__What the task asks__. Work out how many lines in the listing below include the word "type"; answer with the number alone.

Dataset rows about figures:
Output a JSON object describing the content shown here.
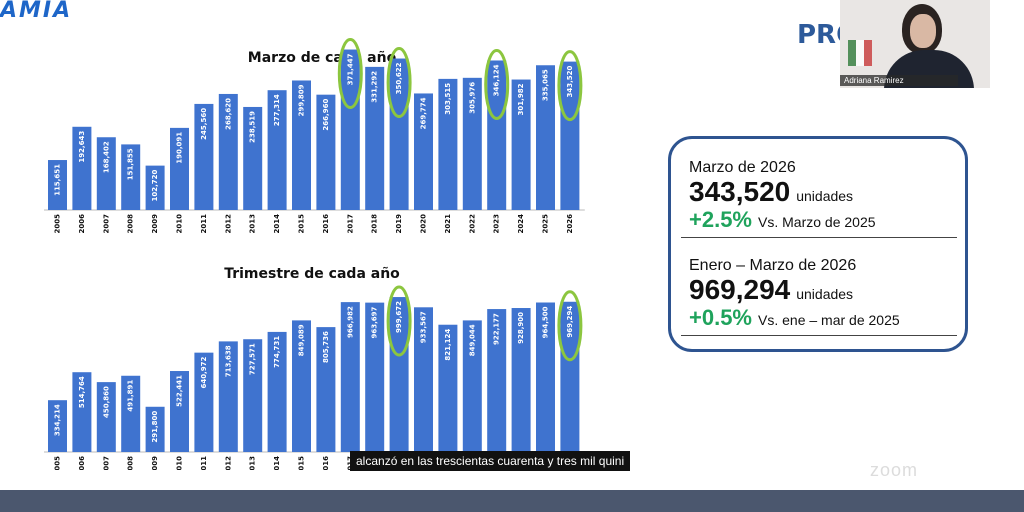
{
  "header": {
    "logo_text": "AMIA",
    "partial_title": "PRO"
  },
  "video": {
    "participant_name": "Adriana Ramirez"
  },
  "chart_data": [
    {
      "type": "bar",
      "title": "Marzo de cada año",
      "categories": [
        "2005",
        "2006",
        "2007",
        "2008",
        "2009",
        "2010",
        "2011",
        "2012",
        "2013",
        "2014",
        "2015",
        "2016",
        "2017",
        "2018",
        "2019",
        "2020",
        "2021",
        "2022",
        "2023",
        "2024",
        "2025",
        "2026"
      ],
      "values": [
        115651,
        192643,
        168402,
        151855,
        102720,
        190091,
        245560,
        268620,
        238519,
        277314,
        299809,
        266960,
        371447,
        331292,
        350622,
        269774,
        303515,
        305976,
        346124,
        301982,
        335065,
        343520
      ],
      "labels": [
        "115,651",
        "192,643",
        "168,402",
        "151,855",
        "102,720",
        "190,091",
        "245,560",
        "268,620",
        "238,519",
        "277,314",
        "299,809",
        "266,960",
        "371,447",
        "331,292",
        "350,622",
        "269,774",
        "303,515",
        "305,976",
        "346,124",
        "301,982",
        "335,065",
        "343,520"
      ],
      "highlighted": [
        "2017",
        "2019",
        "2023",
        "2026"
      ],
      "xlabel": "",
      "ylabel": "",
      "ylim": [
        0,
        400000
      ],
      "colors": {
        "bar": "#3f73cf",
        "highlight": "#8cc63f"
      }
    },
    {
      "type": "bar",
      "title": "Trimestre de cada año",
      "categories": [
        "2005",
        "2006",
        "2007",
        "2008",
        "2009",
        "2010",
        "2011",
        "2012",
        "2013",
        "2014",
        "2015",
        "2016",
        "2017",
        "2018",
        "2019",
        "2020",
        "2021",
        "2022",
        "2023",
        "2024",
        "2025",
        "2026"
      ],
      "values": [
        334214,
        514764,
        450860,
        491891,
        291800,
        522441,
        640972,
        713638,
        727571,
        774731,
        849089,
        805736,
        966982,
        963697,
        999672,
        933567,
        821124,
        849044,
        922177,
        928900,
        964500,
        969294
      ],
      "labels": [
        "334,214",
        "514,764",
        "450,860",
        "491,891",
        "291,800",
        "522,441",
        "640,972",
        "713,638",
        "727,571",
        "774,731",
        "849,089",
        "805,736",
        "966,982",
        "963,697",
        "999,672",
        "933,567",
        "821,124",
        "849,044",
        "922,177",
        "928,900",
        "964,500",
        "969,294"
      ],
      "highlighted": [
        "2019",
        "2026"
      ],
      "xlabel": "",
      "ylabel": "",
      "ylim": [
        0,
        1100000
      ],
      "colors": {
        "bar": "#3f73cf",
        "highlight": "#8cc63f"
      }
    }
  ],
  "summary": {
    "march": {
      "label": "Marzo de 2026",
      "value": "343,520",
      "unit": "unidades",
      "change": "+2.5%",
      "comparison": "Vs. Marzo de 2025"
    },
    "quarter": {
      "label": "Enero – Marzo de 2026",
      "value": "969,294",
      "unit": "unidades",
      "change": "+0.5%",
      "comparison": "Vs. ene – mar de 2025"
    },
    "colors": {
      "border": "#2e5490",
      "positive": "#1fa35c"
    }
  },
  "caption": {
    "text": "alcanzó en las trescientas cuarenta y tres mil quini"
  },
  "watermark": {
    "text": "zoom"
  }
}
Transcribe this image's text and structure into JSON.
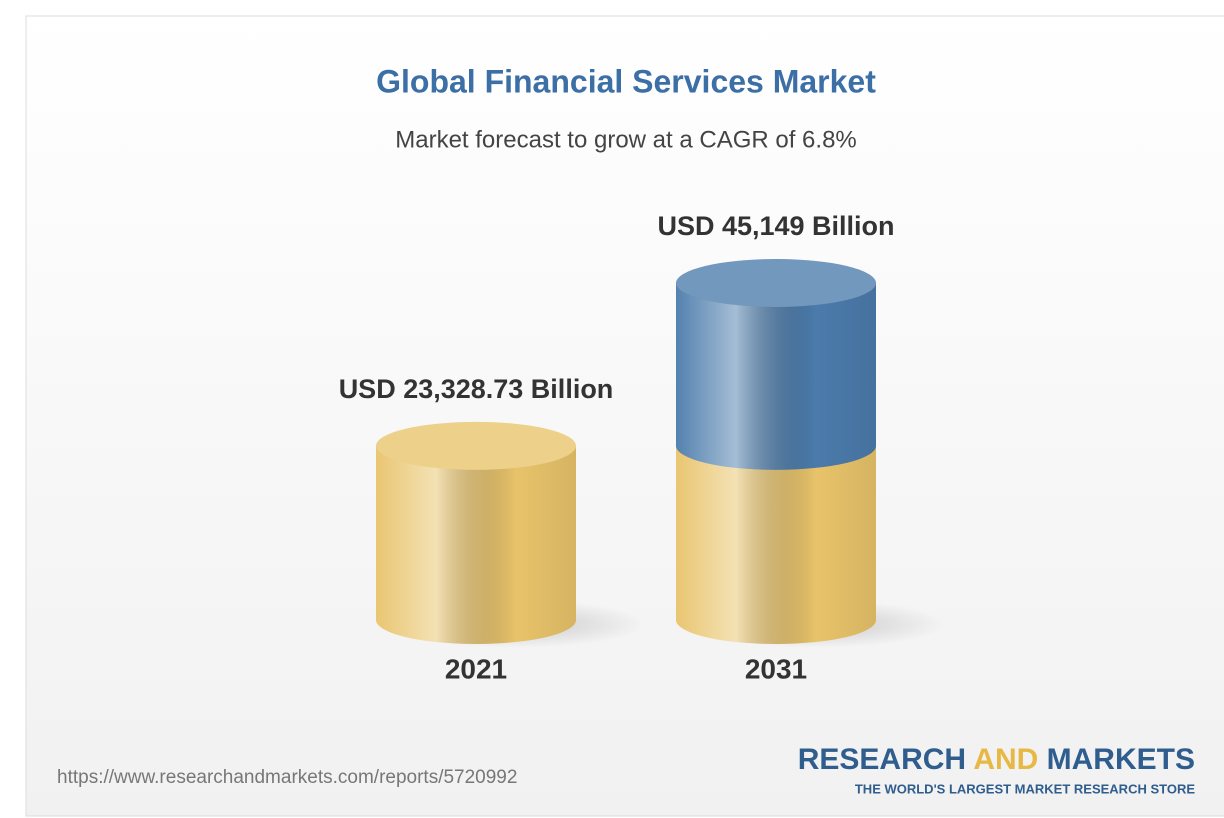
{
  "chart_data": {
    "type": "bar",
    "title": "Global Financial Services Market",
    "subtitle": "Market forecast to grow at a CAGR of 6.8%",
    "categories": [
      "2021",
      "2031"
    ],
    "values": [
      23328.73,
      45149
    ],
    "value_labels": [
      "USD 23,328.73 Billion",
      "USD 45,149 Billion"
    ],
    "color": "#e8c36a",
    "growth_color": "#4b7bab"
  },
  "footer": {
    "url": "https://www.researchandmarkets.com/reports/5720992",
    "logo": [
      "RESEARCH",
      "AND",
      "MARKETS"
    ],
    "tagline": "THE WORLD'S LARGEST MARKET RESEARCH STORE"
  }
}
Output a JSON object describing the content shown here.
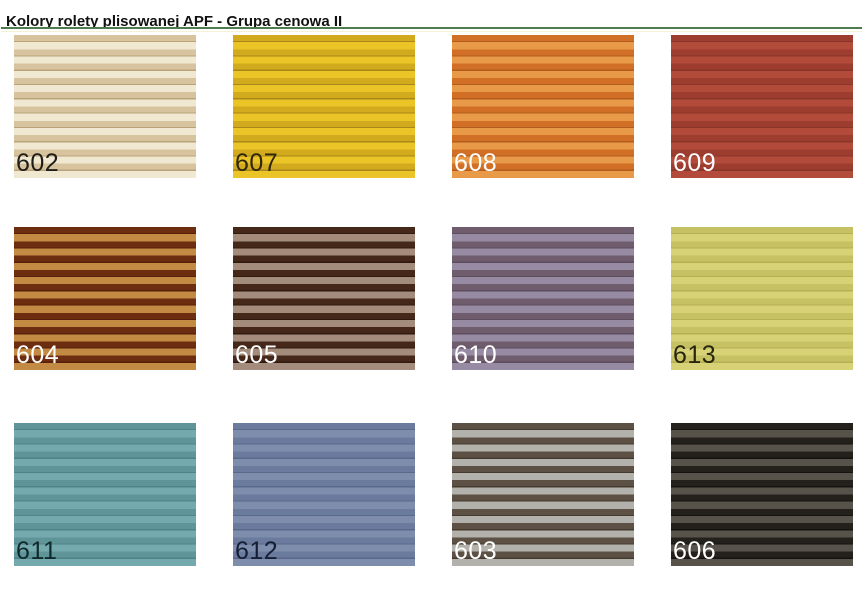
{
  "header": {
    "title": "Kolory rolety plisowanej APF - Grupa cenowa II",
    "rule_color": "#4f7b4f",
    "rule_shadow_color": "#f3efc9"
  },
  "swatches": [
    {
      "code": "602",
      "stripe_light": "#f1e8d1",
      "stripe_dark": "#d7c39e",
      "crease": "#b9a37a",
      "code_color": "#1f1d18"
    },
    {
      "code": "607",
      "stripe_light": "#ebc527",
      "stripe_dark": "#d2aa1e",
      "crease": "#a9871a",
      "code_color": "#2e2708"
    },
    {
      "code": "608",
      "stripe_light": "#e89a49",
      "stripe_dark": "#d06f25",
      "crease": "#b25c1d",
      "code_color": "#ffffff"
    },
    {
      "code": "609",
      "stripe_light": "#b24b3a",
      "stripe_dark": "#9c3d30",
      "crease": "#8a3529",
      "code_color": "#ffffff"
    },
    {
      "code": "604",
      "stripe_light": "#c28a43",
      "stripe_dark": "#6d2d10",
      "crease": "#56200a",
      "code_color": "#ffffff"
    },
    {
      "code": "605",
      "stripe_light": "#a48c7c",
      "stripe_dark": "#45281a",
      "crease": "#301a0f",
      "code_color": "#ffffff"
    },
    {
      "code": "610",
      "stripe_light": "#978ba3",
      "stripe_dark": "#6f5c6c",
      "crease": "#5e4d5c",
      "code_color": "#ffffff"
    },
    {
      "code": "613",
      "stripe_light": "#d7d276",
      "stripe_dark": "#c6c163",
      "crease": "#b5b052",
      "code_color": "#26260f"
    },
    {
      "code": "611",
      "stripe_light": "#74a9ad",
      "stripe_dark": "#5f9599",
      "crease": "#4e8487",
      "code_color": "#102a2c"
    },
    {
      "code": "612",
      "stripe_light": "#7e8dac",
      "stripe_dark": "#6b7b9d",
      "crease": "#58698b",
      "code_color": "#161e36"
    },
    {
      "code": "603",
      "stripe_light": "#b3b1ab",
      "stripe_dark": "#5d5145",
      "crease": "#443a2f",
      "code_color": "#ffffff"
    },
    {
      "code": "606",
      "stripe_light": "#57534b",
      "stripe_dark": "#24211c",
      "crease": "#151310",
      "code_color": "#ffffff"
    }
  ]
}
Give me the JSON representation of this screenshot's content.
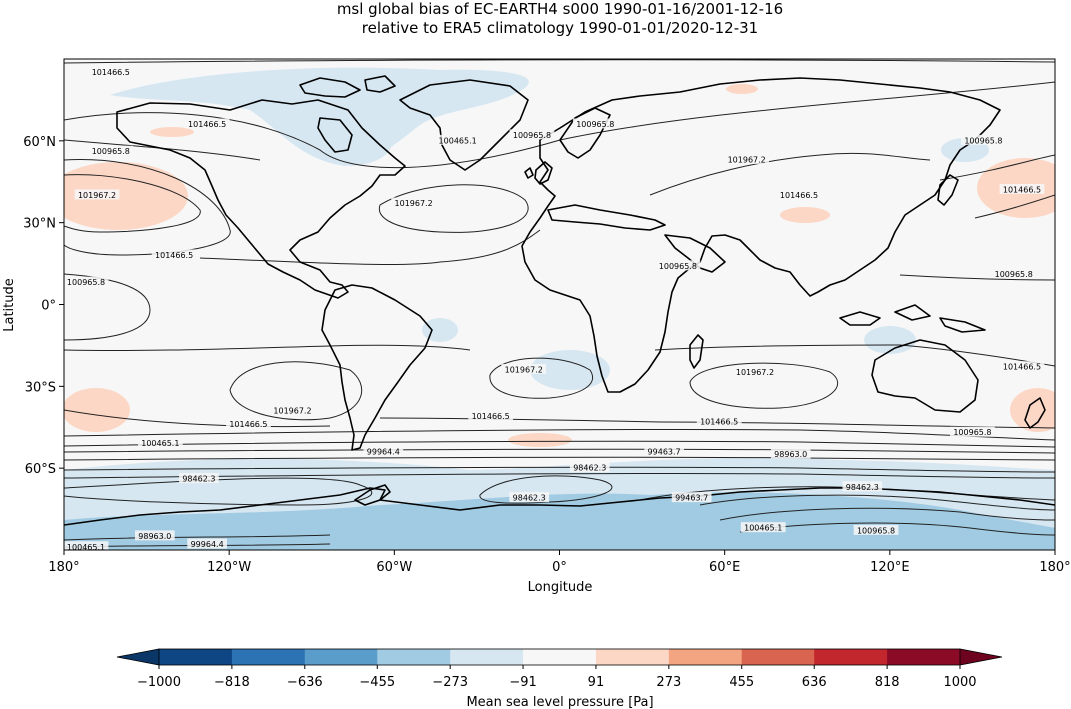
{
  "chart_data": {
    "type": "heatmap",
    "title_line1": "msl global bias of EC-EARTH4 s000 1990-01-16/2001-12-16",
    "title_line2": "relative to ERA5 climatology 1990-01-01/2020-12-31",
    "xlabel": "Longitude",
    "ylabel": "Latitude",
    "xlim": [
      -180,
      180
    ],
    "ylim": [
      -90,
      90
    ],
    "x_ticks": [
      {
        "value": -180,
        "label": "180°"
      },
      {
        "value": -120,
        "label": "120°W"
      },
      {
        "value": -60,
        "label": "60°W"
      },
      {
        "value": 0,
        "label": "0°"
      },
      {
        "value": 60,
        "label": "60°E"
      },
      {
        "value": 120,
        "label": "120°E"
      },
      {
        "value": 180,
        "label": "180°"
      }
    ],
    "y_ticks": [
      {
        "value": 60,
        "label": "60°N"
      },
      {
        "value": 30,
        "label": "30°N"
      },
      {
        "value": 0,
        "label": "0°"
      },
      {
        "value": -30,
        "label": "30°S"
      },
      {
        "value": -60,
        "label": "60°S"
      }
    ],
    "colorbar": {
      "label": "Mean sea level pressure [Pa]",
      "levels": [
        -1000,
        -818,
        -636,
        -455,
        -273,
        -91,
        91,
        273,
        455,
        636,
        818,
        1000
      ],
      "level_labels": [
        "−1000",
        "−818",
        "−636",
        "−455",
        "−273",
        "−91",
        "91",
        "273",
        "455",
        "636",
        "818",
        "1000"
      ],
      "colors": [
        "#0d4683",
        "#2b73b3",
        "#5a9dcb",
        "#a1cbe2",
        "#d6e7f2",
        "#f7f7f7",
        "#fcd7c5",
        "#f3a480",
        "#d9644f",
        "#c1272d",
        "#8b0a26"
      ],
      "extend": "both",
      "under_color": "#0a3668",
      "over_color": "#6e0320"
    },
    "contour_labels": [
      {
        "text": "101466.5",
        "lon": -163,
        "lat": 85
      },
      {
        "text": "101466.5",
        "lon": -128,
        "lat": 66
      },
      {
        "text": "100965.8",
        "lon": -163,
        "lat": 56
      },
      {
        "text": "101967.2",
        "lon": -168,
        "lat": 40
      },
      {
        "text": "101466.5",
        "lon": -140,
        "lat": 18
      },
      {
        "text": "100965.8",
        "lon": -172,
        "lat": 8
      },
      {
        "text": "100465.1",
        "lon": -37,
        "lat": 60
      },
      {
        "text": "100965.8",
        "lon": -10,
        "lat": 62
      },
      {
        "text": "100965.8",
        "lon": 13,
        "lat": 66
      },
      {
        "text": "101967.2",
        "lon": -53,
        "lat": 37
      },
      {
        "text": "101967.2",
        "lon": 68,
        "lat": 53
      },
      {
        "text": "101466.5",
        "lon": 87,
        "lat": 40
      },
      {
        "text": "100965.8",
        "lon": 154,
        "lat": 60
      },
      {
        "text": "101466.5",
        "lon": 168,
        "lat": 42
      },
      {
        "text": "100965.8",
        "lon": 165,
        "lat": 11
      },
      {
        "text": "100965.8",
        "lon": 43,
        "lat": 14
      },
      {
        "text": "101967.2",
        "lon": -13,
        "lat": -24
      },
      {
        "text": "101967.2",
        "lon": 71,
        "lat": -25
      },
      {
        "text": "101466.5",
        "lon": 168,
        "lat": -23
      },
      {
        "text": "101967.2",
        "lon": -97,
        "lat": -39
      },
      {
        "text": "101466.5",
        "lon": -113,
        "lat": -44
      },
      {
        "text": "101466.5",
        "lon": -25,
        "lat": -41
      },
      {
        "text": "101466.5",
        "lon": 58,
        "lat": -43
      },
      {
        "text": "100965.8",
        "lon": 150,
        "lat": -47
      },
      {
        "text": "100465.1",
        "lon": -145,
        "lat": -51
      },
      {
        "text": "99964.4",
        "lon": -64,
        "lat": -54
      },
      {
        "text": "99463.7",
        "lon": 38,
        "lat": -54
      },
      {
        "text": "98963.0",
        "lon": 84,
        "lat": -55
      },
      {
        "text": "98462.3",
        "lon": 11,
        "lat": -60
      },
      {
        "text": "98462.3",
        "lon": -131,
        "lat": -64
      },
      {
        "text": "98462.3",
        "lon": -11,
        "lat": -71
      },
      {
        "text": "99463.7",
        "lon": 48,
        "lat": -71
      },
      {
        "text": "98462.3",
        "lon": 110,
        "lat": -67
      },
      {
        "text": "100465.1",
        "lon": 74,
        "lat": -82
      },
      {
        "text": "100965.8",
        "lon": 115,
        "lat": -83
      },
      {
        "text": "98963.0",
        "lon": -147,
        "lat": -85
      },
      {
        "text": "99964.4",
        "lon": -128,
        "lat": -88
      },
      {
        "text": "100465.1",
        "lon": -172,
        "lat": -89
      }
    ]
  }
}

__Output__. 4